▶ **OBJECTIVE**: Examine the records and identify each line that includes the string "为了维护公司形象的统一性". Copy those lines.

▶ **Entries from a dataset**:

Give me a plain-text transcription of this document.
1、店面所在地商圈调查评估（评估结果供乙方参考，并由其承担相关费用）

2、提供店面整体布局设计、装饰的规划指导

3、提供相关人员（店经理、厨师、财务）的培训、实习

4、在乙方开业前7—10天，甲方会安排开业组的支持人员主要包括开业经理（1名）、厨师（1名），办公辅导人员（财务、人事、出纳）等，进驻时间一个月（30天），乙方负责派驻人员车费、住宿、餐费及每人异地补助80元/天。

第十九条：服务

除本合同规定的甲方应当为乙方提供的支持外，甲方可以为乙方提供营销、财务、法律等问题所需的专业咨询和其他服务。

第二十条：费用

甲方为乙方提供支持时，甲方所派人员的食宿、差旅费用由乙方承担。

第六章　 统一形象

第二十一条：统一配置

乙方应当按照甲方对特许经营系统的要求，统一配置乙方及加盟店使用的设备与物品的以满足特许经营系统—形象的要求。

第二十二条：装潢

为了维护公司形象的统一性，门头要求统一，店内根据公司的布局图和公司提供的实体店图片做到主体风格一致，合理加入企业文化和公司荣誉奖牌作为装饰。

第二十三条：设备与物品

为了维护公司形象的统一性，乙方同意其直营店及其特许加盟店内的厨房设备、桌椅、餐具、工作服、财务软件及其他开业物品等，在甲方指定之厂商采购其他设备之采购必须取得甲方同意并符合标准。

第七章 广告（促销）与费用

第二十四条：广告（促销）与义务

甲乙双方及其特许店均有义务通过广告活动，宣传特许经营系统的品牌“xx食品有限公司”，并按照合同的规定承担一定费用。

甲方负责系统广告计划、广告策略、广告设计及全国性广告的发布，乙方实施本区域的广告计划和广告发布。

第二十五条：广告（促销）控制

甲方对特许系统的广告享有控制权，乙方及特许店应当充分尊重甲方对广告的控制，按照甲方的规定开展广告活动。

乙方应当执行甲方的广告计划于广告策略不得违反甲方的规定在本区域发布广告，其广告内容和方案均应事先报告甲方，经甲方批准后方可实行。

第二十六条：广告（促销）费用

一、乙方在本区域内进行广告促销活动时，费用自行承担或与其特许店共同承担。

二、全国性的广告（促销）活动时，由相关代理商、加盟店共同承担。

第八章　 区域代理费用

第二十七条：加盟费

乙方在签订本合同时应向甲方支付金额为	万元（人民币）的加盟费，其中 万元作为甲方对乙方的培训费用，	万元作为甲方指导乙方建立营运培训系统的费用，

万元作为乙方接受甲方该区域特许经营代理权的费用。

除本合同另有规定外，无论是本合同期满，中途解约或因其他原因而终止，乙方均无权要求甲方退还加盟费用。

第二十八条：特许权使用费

▶ **SOLUTION**:
为了维护公司形象的统一性，门头要求统一，店内根据公司的布局图和公司提供的实体店图片做到主体风格一致，合理加入企业文化和公司荣誉奖牌作为装饰。
为了维护公司形象的统一性，乙方同意其直营店及其特许加盟店内的厨房设备、桌椅、餐具、工作服、财务软件及其他开业物品等，在甲方指定之厂商采购其他设备之采购必须取得甲方同意并符合标准。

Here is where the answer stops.